### Directions
Every line containing the word "Covid" needs to be found and copied.

### Supplied material
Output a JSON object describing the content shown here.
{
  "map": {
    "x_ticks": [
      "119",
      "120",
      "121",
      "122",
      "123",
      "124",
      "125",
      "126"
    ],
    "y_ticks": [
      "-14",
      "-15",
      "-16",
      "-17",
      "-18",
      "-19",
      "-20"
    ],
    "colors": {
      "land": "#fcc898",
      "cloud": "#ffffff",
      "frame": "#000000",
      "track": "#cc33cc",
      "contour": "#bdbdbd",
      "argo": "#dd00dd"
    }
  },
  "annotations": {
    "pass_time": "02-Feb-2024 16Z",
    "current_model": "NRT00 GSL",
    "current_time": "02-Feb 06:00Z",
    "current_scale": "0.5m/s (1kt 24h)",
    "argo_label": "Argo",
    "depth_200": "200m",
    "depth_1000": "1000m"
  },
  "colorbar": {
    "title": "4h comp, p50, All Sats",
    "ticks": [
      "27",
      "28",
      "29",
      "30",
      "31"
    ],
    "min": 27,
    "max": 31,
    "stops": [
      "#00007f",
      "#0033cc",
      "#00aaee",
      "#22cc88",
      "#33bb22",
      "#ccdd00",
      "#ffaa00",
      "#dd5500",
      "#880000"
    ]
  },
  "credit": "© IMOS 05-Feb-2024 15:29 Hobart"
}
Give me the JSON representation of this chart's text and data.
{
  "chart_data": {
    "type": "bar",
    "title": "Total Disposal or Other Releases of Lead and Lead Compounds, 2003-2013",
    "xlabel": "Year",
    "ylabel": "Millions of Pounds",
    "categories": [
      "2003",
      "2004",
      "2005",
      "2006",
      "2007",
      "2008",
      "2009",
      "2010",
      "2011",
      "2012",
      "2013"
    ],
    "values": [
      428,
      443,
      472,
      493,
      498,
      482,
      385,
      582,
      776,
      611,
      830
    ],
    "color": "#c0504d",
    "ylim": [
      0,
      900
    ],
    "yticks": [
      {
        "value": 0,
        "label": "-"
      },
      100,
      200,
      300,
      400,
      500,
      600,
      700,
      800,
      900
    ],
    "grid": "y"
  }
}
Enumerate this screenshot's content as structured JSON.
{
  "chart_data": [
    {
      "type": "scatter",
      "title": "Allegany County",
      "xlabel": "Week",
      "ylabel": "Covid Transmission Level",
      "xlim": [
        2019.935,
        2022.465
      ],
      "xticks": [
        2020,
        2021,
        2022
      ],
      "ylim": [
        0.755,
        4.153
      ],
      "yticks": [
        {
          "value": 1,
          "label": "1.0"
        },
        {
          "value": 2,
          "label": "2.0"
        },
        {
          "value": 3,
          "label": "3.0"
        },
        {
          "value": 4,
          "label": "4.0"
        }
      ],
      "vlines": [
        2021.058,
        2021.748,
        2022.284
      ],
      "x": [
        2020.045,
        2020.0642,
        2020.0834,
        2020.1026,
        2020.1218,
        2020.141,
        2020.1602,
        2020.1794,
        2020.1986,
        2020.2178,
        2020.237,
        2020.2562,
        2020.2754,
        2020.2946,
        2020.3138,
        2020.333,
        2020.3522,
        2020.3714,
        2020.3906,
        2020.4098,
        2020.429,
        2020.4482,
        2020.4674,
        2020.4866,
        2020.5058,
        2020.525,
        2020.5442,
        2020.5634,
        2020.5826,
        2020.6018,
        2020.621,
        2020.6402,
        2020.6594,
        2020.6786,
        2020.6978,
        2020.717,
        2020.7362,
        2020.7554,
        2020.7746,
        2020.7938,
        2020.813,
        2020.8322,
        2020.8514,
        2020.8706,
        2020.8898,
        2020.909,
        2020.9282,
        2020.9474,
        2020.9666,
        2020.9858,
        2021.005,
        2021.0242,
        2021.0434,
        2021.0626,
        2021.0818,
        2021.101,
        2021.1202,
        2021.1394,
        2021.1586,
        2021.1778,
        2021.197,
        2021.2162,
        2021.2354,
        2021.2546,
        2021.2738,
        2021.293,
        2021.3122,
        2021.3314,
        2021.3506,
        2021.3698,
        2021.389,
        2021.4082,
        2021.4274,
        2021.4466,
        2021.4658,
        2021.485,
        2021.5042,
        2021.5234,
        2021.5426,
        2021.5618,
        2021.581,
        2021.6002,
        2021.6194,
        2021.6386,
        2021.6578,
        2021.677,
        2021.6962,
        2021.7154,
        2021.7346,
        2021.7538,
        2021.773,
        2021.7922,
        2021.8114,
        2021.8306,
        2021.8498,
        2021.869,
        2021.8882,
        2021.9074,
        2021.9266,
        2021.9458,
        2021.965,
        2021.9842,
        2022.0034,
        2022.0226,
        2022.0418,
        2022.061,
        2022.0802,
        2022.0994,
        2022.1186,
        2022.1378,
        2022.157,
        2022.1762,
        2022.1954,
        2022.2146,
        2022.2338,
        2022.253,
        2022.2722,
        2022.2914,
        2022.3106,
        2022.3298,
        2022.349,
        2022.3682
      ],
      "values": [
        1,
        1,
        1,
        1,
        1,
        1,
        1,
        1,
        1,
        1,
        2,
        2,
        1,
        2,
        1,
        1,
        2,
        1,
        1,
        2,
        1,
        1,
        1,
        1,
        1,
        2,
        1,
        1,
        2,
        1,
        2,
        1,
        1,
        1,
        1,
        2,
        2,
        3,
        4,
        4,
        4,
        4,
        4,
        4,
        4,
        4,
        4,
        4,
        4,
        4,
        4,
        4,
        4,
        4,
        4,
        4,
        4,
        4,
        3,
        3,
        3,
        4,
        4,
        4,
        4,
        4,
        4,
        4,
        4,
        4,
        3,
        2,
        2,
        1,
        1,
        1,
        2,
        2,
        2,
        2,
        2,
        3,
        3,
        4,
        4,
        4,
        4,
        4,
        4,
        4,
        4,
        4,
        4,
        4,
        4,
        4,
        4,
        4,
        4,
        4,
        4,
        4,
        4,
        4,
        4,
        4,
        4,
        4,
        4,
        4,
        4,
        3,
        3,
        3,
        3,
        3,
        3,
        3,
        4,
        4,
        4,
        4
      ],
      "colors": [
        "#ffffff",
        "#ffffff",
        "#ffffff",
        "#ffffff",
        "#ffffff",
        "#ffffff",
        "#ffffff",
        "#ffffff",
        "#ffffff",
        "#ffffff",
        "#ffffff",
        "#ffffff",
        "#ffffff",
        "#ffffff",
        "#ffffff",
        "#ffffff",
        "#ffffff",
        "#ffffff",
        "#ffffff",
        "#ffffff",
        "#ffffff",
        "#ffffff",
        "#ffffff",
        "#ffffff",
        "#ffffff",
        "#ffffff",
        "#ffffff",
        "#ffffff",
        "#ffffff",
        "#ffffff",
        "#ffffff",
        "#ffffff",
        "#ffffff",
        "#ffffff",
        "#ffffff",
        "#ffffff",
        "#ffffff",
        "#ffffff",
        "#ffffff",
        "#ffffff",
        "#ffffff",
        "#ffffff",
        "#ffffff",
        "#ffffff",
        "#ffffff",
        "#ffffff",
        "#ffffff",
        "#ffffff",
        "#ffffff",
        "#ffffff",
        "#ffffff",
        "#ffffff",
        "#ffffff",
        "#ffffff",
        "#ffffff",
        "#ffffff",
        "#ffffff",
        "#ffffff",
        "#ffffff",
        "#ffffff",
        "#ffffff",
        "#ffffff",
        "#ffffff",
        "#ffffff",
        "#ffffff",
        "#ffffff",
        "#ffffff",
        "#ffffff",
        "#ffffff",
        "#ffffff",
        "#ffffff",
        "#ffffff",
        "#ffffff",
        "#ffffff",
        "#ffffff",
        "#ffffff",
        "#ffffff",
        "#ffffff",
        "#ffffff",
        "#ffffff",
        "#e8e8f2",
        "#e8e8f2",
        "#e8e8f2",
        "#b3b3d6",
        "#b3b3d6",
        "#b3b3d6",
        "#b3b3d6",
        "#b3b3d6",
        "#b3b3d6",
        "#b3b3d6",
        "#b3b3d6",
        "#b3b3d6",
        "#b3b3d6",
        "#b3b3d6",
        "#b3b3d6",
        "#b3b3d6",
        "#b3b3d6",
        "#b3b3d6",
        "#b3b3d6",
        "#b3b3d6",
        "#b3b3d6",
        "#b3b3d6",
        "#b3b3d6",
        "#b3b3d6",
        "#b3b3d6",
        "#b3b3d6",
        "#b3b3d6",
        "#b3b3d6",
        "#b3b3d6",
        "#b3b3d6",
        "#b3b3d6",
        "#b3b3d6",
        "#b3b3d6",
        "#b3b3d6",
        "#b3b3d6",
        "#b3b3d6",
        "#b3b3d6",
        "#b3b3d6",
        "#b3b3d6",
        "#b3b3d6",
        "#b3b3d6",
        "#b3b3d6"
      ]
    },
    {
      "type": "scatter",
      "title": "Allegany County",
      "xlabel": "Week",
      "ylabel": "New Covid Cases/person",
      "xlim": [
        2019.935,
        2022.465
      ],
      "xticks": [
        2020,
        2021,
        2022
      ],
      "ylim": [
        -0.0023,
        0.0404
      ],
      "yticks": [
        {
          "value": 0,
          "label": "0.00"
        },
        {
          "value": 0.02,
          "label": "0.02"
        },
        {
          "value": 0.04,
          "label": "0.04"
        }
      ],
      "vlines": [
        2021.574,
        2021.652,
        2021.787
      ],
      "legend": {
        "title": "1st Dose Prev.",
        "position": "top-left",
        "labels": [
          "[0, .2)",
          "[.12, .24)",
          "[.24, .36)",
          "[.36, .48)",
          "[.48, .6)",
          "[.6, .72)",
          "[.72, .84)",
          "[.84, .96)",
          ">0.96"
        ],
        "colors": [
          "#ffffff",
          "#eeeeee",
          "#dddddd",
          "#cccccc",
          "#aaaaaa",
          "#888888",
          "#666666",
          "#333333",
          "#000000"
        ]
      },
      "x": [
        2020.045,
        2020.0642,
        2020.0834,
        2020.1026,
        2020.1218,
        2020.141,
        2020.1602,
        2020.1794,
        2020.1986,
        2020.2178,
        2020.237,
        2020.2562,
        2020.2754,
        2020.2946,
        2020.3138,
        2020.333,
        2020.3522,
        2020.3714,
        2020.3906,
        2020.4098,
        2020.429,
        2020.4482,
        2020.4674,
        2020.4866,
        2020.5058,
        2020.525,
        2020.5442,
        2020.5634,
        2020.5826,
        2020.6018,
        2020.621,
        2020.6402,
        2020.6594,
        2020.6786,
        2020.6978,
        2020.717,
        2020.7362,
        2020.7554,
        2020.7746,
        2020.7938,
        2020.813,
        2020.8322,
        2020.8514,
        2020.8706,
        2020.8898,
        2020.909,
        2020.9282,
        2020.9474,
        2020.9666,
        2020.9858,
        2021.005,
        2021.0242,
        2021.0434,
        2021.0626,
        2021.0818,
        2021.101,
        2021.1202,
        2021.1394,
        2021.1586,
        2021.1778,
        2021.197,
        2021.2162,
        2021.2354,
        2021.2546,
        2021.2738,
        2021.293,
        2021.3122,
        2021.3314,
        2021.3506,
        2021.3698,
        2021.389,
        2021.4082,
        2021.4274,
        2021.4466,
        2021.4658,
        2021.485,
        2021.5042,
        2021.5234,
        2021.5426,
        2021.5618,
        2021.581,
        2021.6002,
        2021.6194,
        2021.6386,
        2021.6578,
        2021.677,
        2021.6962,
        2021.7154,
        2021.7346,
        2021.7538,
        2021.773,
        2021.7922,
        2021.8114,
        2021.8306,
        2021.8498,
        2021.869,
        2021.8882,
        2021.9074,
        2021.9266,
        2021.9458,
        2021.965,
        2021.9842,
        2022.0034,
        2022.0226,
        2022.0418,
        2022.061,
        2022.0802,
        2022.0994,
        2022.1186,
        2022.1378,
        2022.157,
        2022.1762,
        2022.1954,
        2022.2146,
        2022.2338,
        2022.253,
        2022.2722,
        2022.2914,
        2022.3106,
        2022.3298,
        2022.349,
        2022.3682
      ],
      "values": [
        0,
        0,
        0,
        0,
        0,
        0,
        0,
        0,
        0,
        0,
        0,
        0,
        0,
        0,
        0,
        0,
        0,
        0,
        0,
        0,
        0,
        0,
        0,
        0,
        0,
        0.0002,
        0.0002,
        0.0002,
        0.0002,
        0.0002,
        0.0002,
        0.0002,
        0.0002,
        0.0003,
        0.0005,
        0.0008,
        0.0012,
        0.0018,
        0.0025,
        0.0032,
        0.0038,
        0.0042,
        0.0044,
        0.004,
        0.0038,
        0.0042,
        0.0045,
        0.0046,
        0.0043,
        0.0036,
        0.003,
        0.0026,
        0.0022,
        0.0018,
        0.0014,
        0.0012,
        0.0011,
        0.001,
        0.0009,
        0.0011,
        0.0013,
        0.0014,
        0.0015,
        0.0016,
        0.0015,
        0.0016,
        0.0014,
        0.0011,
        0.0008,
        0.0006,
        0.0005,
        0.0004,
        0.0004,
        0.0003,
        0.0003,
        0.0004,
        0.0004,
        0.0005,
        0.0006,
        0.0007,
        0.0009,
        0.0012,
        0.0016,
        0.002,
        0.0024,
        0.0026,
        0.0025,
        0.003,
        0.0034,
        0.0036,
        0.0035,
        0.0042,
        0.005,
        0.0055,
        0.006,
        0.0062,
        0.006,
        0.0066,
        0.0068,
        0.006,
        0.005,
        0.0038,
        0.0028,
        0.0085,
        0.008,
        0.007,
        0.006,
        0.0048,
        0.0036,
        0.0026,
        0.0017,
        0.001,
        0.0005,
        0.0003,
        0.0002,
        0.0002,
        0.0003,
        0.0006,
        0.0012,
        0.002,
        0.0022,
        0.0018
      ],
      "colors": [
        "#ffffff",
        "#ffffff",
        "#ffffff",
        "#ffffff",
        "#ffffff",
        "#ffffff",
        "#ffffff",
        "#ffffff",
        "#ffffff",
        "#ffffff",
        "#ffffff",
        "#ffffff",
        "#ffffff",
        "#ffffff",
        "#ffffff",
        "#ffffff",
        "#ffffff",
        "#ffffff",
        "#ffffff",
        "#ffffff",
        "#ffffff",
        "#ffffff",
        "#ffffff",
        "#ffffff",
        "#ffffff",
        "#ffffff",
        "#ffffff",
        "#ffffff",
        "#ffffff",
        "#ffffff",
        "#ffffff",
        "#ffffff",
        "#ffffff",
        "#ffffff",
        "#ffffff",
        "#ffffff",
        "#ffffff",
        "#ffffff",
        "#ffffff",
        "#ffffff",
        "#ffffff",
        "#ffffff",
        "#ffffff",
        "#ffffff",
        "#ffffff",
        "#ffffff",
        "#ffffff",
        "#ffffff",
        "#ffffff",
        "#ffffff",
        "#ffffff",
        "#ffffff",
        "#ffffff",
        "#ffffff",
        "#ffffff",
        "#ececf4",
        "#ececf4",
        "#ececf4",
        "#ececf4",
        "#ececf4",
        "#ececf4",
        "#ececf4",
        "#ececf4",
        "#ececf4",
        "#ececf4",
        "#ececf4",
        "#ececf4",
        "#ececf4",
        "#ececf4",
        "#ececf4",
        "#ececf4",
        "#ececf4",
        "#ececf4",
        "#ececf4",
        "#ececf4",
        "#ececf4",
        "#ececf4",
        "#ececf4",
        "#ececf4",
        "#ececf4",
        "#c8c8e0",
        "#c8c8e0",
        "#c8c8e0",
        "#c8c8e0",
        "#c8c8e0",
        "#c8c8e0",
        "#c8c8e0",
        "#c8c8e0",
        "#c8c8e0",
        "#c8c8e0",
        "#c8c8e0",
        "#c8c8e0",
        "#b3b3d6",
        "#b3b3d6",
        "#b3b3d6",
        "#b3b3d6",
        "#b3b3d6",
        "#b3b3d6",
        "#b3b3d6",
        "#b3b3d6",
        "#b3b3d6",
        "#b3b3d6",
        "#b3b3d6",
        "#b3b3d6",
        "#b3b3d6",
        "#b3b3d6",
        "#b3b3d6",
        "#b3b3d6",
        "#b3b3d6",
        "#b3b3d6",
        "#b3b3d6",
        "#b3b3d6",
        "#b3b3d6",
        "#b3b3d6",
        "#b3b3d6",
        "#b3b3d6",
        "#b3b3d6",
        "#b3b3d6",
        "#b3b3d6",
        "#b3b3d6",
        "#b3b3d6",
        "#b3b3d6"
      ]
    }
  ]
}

### The completed task
      "ylabel": "Covid Transmission Level",
      "ylabel": "New Covid Cases/person",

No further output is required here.